▸ Written task
Can you restate the records below word for word?

▸ Figure dataset records
------

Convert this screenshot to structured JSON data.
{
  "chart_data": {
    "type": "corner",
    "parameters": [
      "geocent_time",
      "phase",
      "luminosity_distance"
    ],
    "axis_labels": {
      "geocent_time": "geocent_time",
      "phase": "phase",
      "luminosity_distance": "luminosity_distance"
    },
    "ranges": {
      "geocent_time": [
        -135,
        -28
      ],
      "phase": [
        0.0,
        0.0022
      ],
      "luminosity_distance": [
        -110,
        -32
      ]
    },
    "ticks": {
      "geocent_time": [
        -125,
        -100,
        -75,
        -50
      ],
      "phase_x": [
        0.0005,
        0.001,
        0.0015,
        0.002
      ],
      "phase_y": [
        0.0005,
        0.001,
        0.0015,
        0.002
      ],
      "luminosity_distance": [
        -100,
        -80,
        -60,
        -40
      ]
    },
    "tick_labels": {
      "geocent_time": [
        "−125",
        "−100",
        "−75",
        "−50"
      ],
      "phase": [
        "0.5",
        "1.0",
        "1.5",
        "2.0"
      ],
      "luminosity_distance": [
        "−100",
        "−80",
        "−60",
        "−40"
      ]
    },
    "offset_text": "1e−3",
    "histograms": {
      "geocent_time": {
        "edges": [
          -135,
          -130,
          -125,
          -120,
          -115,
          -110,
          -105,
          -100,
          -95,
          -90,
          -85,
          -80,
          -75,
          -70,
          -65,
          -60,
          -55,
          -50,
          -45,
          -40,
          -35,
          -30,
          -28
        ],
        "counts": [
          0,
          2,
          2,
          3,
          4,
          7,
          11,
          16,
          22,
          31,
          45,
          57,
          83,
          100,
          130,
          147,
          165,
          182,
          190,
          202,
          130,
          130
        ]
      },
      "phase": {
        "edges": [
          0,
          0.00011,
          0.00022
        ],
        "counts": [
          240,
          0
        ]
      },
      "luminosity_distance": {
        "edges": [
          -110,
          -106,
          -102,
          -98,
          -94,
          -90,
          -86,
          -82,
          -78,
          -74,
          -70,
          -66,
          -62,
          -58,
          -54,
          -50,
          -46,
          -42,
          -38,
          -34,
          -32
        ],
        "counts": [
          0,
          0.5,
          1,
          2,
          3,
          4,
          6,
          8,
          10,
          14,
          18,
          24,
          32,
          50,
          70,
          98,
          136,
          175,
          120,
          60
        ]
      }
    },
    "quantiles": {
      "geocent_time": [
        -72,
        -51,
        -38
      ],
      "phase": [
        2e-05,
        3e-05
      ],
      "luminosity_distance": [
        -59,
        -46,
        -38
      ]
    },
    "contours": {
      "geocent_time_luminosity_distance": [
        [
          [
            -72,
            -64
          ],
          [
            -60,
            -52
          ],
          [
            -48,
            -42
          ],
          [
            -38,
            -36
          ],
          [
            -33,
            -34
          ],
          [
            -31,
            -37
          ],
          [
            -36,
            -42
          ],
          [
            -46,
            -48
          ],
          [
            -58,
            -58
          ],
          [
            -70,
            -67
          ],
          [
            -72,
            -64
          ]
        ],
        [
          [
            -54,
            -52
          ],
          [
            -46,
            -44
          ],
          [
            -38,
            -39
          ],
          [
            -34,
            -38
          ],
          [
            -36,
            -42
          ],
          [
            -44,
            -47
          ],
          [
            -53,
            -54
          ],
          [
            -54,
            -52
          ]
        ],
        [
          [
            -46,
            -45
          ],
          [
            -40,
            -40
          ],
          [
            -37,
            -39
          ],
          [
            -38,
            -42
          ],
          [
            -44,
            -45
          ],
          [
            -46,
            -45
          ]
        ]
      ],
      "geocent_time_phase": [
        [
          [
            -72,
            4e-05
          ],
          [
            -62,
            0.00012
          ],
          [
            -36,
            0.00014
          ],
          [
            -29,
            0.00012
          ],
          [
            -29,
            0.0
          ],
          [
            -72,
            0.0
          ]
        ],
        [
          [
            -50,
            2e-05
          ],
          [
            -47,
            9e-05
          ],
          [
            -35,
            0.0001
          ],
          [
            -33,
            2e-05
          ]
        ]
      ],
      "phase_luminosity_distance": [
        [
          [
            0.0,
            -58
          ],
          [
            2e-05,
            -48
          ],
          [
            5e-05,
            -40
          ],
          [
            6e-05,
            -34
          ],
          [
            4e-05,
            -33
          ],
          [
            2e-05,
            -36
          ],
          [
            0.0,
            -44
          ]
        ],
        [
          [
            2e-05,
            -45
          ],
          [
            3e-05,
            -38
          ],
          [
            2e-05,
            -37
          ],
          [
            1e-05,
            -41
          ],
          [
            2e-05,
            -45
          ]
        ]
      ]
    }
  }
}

------

▸ Correct output
Convert this screenshot to structured JSON data.
{
  "chart_data": {
    "type": "corner",
    "parameters": [
      "geocent_time",
      "phase",
      "luminosity_distance"
    ],
    "axis_labels": {
      "geocent_time": "geocent_time",
      "phase": "phase",
      "luminosity_distance": "luminosity_distance"
    },
    "ranges": {
      "geocent_time": [
        -135,
        -28
      ],
      "phase": [
        0.0,
        0.0022
      ],
      "luminosity_distance": [
        -110,
        -32
      ]
    },
    "ticks": {
      "geocent_time": [
        -125,
        -100,
        -75,
        -50
      ],
      "phase_x": [
        0.0005,
        0.001,
        0.0015,
        0.002
      ],
      "phase_y": [
        0.0005,
        0.001,
        0.0015,
        0.002
      ],
      "luminosity_distance": [
        -100,
        -80,
        -60,
        -40
      ]
    },
    "tick_labels": {
      "geocent_time": [
        "−125",
        "−100",
        "−75",
        "−50"
      ],
      "phase": [
        "0.5",
        "1.0",
        "1.5",
        "2.0"
      ],
      "luminosity_distance": [
        "−100",
        "−80",
        "−60",
        "−40"
      ]
    },
    "offset_text": "1e−3",
    "histograms": {
      "geocent_time": {
        "edges": [
          -135,
          -130,
          -125,
          -120,
          -115,
          -110,
          -105,
          -100,
          -95,
          -90,
          -85,
          -80,
          -75,
          -70,
          -65,
          -60,
          -55,
          -50,
          -45,
          -40,
          -35,
          -30,
          -28
        ],
        "counts": [
          0,
          2,
          2,
          3,
          4,
          7,
          11,
          16,
          22,
          31,
          45,
          57,
          83,
          100,
          130,
          147,
          165,
          182,
          190,
          202,
          130,
          130
        ]
      },
      "phase": {
        "edges": [
          0,
          0.00011,
          0.00022
        ],
        "counts": [
          240,
          0
        ]
      },
      "luminosity_distance": {
        "edges": [
          -110,
          -106,
          -102,
          -98,
          -94,
          -90,
          -86,
          -82,
          -78,
          -74,
          -70,
          -66,
          -62,
          -58,
          -54,
          -50,
          -46,
          -42,
          -38,
          -34,
          -32
        ],
        "counts": [
          0,
          0.5,
          1,
          2,
          3,
          4,
          6,
          8,
          10,
          14,
          18,
          24,
          32,
          50,
          70,
          98,
          136,
          175,
          120,
          60
        ]
      }
    },
    "quantiles": {
      "geocent_time": [
        -72,
        -51,
        -38
      ],
      "phase": [
        2e-05,
        3e-05
      ],
      "luminosity_distance": [
        -59,
        -46,
        -38
      ]
    },
    "contours": {
      "geocent_time_luminosity_distance": [
        [
          [
            -72,
            -64
          ],
          [
            -60,
            -52
          ],
          [
            -48,
            -42
          ],
          [
            -38,
            -36
          ],
          [
            -33,
            -34
          ],
          [
            -31,
            -37
          ],
          [
            -36,
            -42
          ],
          [
            -46,
            -48
          ],
          [
            -58,
            -58
          ],
          [
            -70,
            -67
          ],
          [
            -72,
            -64
          ]
        ],
        [
          [
            -54,
            -52
          ],
          [
            -46,
            -44
          ],
          [
            -38,
            -39
          ],
          [
            -34,
            -38
          ],
          [
            -36,
            -42
          ],
          [
            -44,
            -47
          ],
          [
            -53,
            -54
          ],
          [
            -54,
            -52
          ]
        ],
        [
          [
            -46,
            -45
          ],
          [
            -40,
            -40
          ],
          [
            -37,
            -39
          ],
          [
            -38,
            -42
          ],
          [
            -44,
            -45
          ],
          [
            -46,
            -45
          ]
        ]
      ],
      "geocent_time_phase": [
        [
          [
            -72,
            4e-05
          ],
          [
            -62,
            0.00012
          ],
          [
            -36,
            0.00014
          ],
          [
            -29,
            0.00012
          ],
          [
            -29,
            0.0
          ],
          [
            -72,
            0.0
          ]
        ],
        [
          [
            -50,
            2e-05
          ],
          [
            -47,
            9e-05
          ],
          [
            -35,
            0.0001
          ],
          [
            -33,
            2e-05
          ]
        ]
      ],
      "phase_luminosity_distance": [
        [
          [
            0.0,
            -58
          ],
          [
            2e-05,
            -48
          ],
          [
            5e-05,
            -40
          ],
          [
            6e-05,
            -34
          ],
          [
            4e-05,
            -33
          ],
          [
            2e-05,
            -36
          ],
          [
            0.0,
            -44
          ]
        ],
        [
          [
            2e-05,
            -45
          ],
          [
            3e-05,
            -38
          ],
          [
            2e-05,
            -37
          ],
          [
            1e-05,
            -41
          ],
          [
            2e-05,
            -45
          ]
        ]
      ]
    }
  }
}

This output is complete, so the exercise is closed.